The listing beneath should be written out in full, exactly as shown.

Records:
-------
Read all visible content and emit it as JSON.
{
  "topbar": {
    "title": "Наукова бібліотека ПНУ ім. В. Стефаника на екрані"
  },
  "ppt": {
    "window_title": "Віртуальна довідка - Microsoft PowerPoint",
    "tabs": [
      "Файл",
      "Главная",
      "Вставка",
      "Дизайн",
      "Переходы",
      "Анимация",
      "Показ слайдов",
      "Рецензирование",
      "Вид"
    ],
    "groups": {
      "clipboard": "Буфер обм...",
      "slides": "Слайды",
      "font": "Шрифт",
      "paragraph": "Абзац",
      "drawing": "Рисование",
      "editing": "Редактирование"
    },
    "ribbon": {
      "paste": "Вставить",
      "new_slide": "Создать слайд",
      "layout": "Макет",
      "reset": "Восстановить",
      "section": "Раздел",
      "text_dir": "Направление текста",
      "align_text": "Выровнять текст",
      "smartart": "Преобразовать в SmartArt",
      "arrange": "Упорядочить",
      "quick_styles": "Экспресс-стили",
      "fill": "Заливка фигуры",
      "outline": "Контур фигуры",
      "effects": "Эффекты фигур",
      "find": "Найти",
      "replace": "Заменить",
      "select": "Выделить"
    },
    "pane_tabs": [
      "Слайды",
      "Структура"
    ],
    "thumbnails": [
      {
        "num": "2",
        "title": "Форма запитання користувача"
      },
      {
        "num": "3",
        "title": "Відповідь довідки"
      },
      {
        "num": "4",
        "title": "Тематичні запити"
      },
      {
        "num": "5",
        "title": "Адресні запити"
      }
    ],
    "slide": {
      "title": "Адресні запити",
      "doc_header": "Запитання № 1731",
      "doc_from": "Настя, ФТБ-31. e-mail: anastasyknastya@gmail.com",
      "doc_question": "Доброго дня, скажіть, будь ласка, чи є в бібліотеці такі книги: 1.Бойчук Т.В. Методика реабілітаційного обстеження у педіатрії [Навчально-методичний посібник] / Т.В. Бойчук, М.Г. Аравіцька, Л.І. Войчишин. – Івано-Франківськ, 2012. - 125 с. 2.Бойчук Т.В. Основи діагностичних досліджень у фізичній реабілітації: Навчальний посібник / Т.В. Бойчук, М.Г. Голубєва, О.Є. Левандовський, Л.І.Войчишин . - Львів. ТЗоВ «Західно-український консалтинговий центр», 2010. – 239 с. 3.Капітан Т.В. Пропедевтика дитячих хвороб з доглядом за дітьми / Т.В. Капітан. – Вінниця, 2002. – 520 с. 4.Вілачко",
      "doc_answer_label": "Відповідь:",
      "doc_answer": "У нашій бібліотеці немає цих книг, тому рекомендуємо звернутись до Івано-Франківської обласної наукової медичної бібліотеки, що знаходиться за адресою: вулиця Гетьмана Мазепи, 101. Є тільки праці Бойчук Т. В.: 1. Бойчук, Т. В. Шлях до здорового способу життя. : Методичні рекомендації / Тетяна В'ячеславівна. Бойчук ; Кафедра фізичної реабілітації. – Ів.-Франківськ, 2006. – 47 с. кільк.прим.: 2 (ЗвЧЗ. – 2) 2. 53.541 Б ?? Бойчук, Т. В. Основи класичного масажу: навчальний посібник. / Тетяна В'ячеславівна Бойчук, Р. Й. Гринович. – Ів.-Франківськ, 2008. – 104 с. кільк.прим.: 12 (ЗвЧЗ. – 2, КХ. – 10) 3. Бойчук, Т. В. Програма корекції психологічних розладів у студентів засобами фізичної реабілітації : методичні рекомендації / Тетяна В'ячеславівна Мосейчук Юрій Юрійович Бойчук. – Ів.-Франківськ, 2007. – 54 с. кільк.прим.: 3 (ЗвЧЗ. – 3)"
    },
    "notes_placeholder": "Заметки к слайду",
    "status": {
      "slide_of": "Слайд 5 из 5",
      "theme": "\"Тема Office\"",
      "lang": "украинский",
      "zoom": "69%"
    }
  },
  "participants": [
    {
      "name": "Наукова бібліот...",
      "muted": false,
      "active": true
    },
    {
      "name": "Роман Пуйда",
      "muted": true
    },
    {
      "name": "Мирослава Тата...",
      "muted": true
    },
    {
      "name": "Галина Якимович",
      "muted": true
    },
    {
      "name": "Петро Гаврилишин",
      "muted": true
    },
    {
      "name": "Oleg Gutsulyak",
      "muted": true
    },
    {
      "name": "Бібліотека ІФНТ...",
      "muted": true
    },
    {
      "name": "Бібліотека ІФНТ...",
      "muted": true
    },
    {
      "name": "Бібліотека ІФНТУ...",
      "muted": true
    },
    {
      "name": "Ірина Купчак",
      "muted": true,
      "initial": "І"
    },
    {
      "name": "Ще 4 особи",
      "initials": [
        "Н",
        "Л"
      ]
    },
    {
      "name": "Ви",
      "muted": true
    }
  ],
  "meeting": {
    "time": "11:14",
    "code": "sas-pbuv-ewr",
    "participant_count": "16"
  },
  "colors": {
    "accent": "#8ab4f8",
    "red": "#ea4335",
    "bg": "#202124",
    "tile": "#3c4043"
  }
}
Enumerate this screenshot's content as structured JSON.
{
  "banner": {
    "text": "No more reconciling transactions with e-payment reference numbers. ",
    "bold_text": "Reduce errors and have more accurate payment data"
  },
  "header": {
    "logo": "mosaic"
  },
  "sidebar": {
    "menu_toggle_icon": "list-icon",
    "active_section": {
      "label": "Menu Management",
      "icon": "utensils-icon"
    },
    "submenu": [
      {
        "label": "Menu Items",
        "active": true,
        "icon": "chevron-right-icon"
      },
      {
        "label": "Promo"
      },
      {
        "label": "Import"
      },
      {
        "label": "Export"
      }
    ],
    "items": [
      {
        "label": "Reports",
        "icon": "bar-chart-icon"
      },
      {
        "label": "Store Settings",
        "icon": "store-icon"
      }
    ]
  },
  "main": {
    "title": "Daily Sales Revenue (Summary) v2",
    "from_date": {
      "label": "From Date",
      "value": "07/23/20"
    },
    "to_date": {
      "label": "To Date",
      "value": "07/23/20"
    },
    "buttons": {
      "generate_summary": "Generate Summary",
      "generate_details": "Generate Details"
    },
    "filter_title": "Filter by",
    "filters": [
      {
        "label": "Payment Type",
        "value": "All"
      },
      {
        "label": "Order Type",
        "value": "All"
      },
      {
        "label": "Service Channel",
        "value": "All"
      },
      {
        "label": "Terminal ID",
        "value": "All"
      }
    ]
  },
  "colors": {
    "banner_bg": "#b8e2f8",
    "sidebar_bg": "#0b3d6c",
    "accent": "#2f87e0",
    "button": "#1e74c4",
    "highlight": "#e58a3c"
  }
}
-------
• WRITTEN ANSWER
Read all visible content and emit it as JSON.
{
  "topbar": {
    "title": "Наукова бібліотека ПНУ ім. В. Стефаника на екрані"
  },
  "ppt": {
    "window_title": "Віртуальна довідка - Microsoft PowerPoint",
    "tabs": [
      "Файл",
      "Главная",
      "Вставка",
      "Дизайн",
      "Переходы",
      "Анимация",
      "Показ слайдов",
      "Рецензирование",
      "Вид"
    ],
    "groups": {
      "clipboard": "Буфер обм...",
      "slides": "Слайды",
      "font": "Шрифт",
      "paragraph": "Абзац",
      "drawing": "Рисование",
      "editing": "Редактирование"
    },
    "ribbon": {
      "paste": "Вставить",
      "new_slide": "Создать слайд",
      "layout": "Макет",
      "reset": "Восстановить",
      "section": "Раздел",
      "text_dir": "Направление текста",
      "align_text": "Выровнять текст",
      "smartart": "Преобразовать в SmartArt",
      "arrange": "Упорядочить",
      "quick_styles": "Экспресс-стили",
      "fill": "Заливка фигуры",
      "outline": "Контур фигуры",
      "effects": "Эффекты фигур",
      "find": "Найти",
      "replace": "Заменить",
      "select": "Выделить"
    },
    "pane_tabs": [
      "Слайды",
      "Структура"
    ],
    "thumbnails": [
      {
        "num": "2",
        "title": "Форма запитання користувача"
      },
      {
        "num": "3",
        "title": "Відповідь довідки"
      },
      {
        "num": "4",
        "title": "Тематичні запити"
      },
      {
        "num": "5",
        "title": "Адресні запити"
      }
    ],
    "slide": {
      "title": "Адресні запити",
      "doc_header": "Запитання № 1731",
      "doc_from": "Настя, ФТБ-31. e-mail: anastasyknastya@gmail.com",
      "doc_question": "Доброго дня, скажіть, будь ласка, чи є в бібліотеці такі книги: 1.Бойчук Т.В. Методика реабілітаційного обстеження у педіатрії [Навчально-методичний посібник] / Т.В. Бойчук, М.Г. Аравіцька, Л.І. Войчишин. – Івано-Франківськ, 2012. - 125 с. 2.Бойчук Т.В. Основи діагностичних досліджень у фізичній реабілітації: Навчальний посібник / Т.В. Бойчук, М.Г. Голубєва, О.Є. Левандовський, Л.І.Войчишин . - Львів. ТЗоВ «Західно-український консалтинговий центр», 2010. – 239 с. 3.Капітан Т.В. Пропедевтика дитячих хвороб з доглядом за дітьми / Т.В. Капітан. – Вінниця, 2002. – 520 с. 4.Вілачко",
      "doc_answer_label": "Відповідь:",
      "doc_answer": "У нашій бібліотеці немає цих книг, тому рекомендуємо звернутись до Івано-Франківської обласної наукової медичної бібліотеки, що знаходиться за адресою: вулиця Гетьмана Мазепи, 101. Є тільки праці Бойчук Т. В.: 1. Бойчук, Т. В. Шлях до здорового способу життя. : Методичні рекомендації / Тетяна В'ячеславівна. Бойчук ; Кафедра фізичної реабілітації. – Ів.-Франківськ, 2006. – 47 с. кільк.прим.: 2 (ЗвЧЗ. – 2) 2. 53.541 Б ?? Бойчук, Т. В. Основи класичного масажу: навчальний посібник. / Тетяна В'ячеславівна Бойчук, Р. Й. Гринович. – Ів.-Франківськ, 2008. – 104 с. кільк.прим.: 12 (ЗвЧЗ. – 2, КХ. – 10) 3. Бойчук, Т. В. Програма корекції психологічних розладів у студентів засобами фізичної реабілітації : методичні рекомендації / Тетяна В'ячеславівна Мосейчук Юрій Юрійович Бойчук. – Ів.-Франківськ, 2007. – 54 с. кільк.прим.: 3 (ЗвЧЗ. – 3)"
    },
    "notes_placeholder": "Заметки к слайду",
    "status": {
      "slide_of": "Слайд 5 из 5",
      "theme": "\"Тема Office\"",
      "lang": "украинский",
      "zoom": "69%"
    }
  },
  "participants": [
    {
      "name": "Наукова бібліот...",
      "muted": false,
      "active": true
    },
    {
      "name": "Роман Пуйда",
      "muted": true
    },
    {
      "name": "Мирослава Тата...",
      "muted": true
    },
    {
      "name": "Галина Якимович",
      "muted": true
    },
    {
      "name": "Петро Гаврилишин",
      "muted": true
    },
    {
      "name": "Oleg Gutsulyak",
      "muted": true
    },
    {
      "name": "Бібліотека ІФНТ...",
      "muted": true
    },
    {
      "name": "Бібліотека ІФНТ...",
      "muted": true
    },
    {
      "name": "Бібліотека ІФНТУ...",
      "muted": true
    },
    {
      "name": "Ірина Купчак",
      "muted": true,
      "initial": "І"
    },
    {
      "name": "Ще 4 особи",
      "initials": [
        "Н",
        "Л"
      ]
    },
    {
      "name": "Ви",
      "muted": true
    }
  ],
  "meeting": {
    "time": "11:14",
    "code": "sas-pbuv-ewr",
    "participant_count": "16"
  },
  "colors": {
    "accent": "#8ab4f8",
    "red": "#ea4335",
    "bg": "#202124",
    "tile": "#3c4043"
  }
}
Enumerate this screenshot's content as structured JSON.
{
  "banner": {
    "text": "No more reconciling transactions with e-payment reference numbers. ",
    "bold_text": "Reduce errors and have more accurate payment data"
  },
  "header": {
    "logo": "mosaic"
  },
  "sidebar": {
    "menu_toggle_icon": "list-icon",
    "active_section": {
      "label": "Menu Management",
      "icon": "utensils-icon"
    },
    "submenu": [
      {
        "label": "Menu Items",
        "active": true,
        "icon": "chevron-right-icon"
      },
      {
        "label": "Promo"
      },
      {
        "label": "Import"
      },
      {
        "label": "Export"
      }
    ],
    "items": [
      {
        "label": "Reports",
        "icon": "bar-chart-icon"
      },
      {
        "label": "Store Settings",
        "icon": "store-icon"
      }
    ]
  },
  "main": {
    "title": "Daily Sales Revenue (Summary) v2",
    "from_date": {
      "label": "From Date",
      "value": "07/23/20"
    },
    "to_date": {
      "label": "To Date",
      "value": "07/23/20"
    },
    "buttons": {
      "generate_summary": "Generate Summary",
      "generate_details": "Generate Details"
    },
    "filter_title": "Filter by",
    "filters": [
      {
        "label": "Payment Type",
        "value": "All"
      },
      {
        "label": "Order Type",
        "value": "All"
      },
      {
        "label": "Service Channel",
        "value": "All"
      },
      {
        "label": "Terminal ID",
        "value": "All"
      }
    ]
  },
  "colors": {
    "banner_bg": "#b8e2f8",
    "sidebar_bg": "#0b3d6c",
    "accent": "#2f87e0",
    "button": "#1e74c4",
    "highlight": "#e58a3c"
  }
}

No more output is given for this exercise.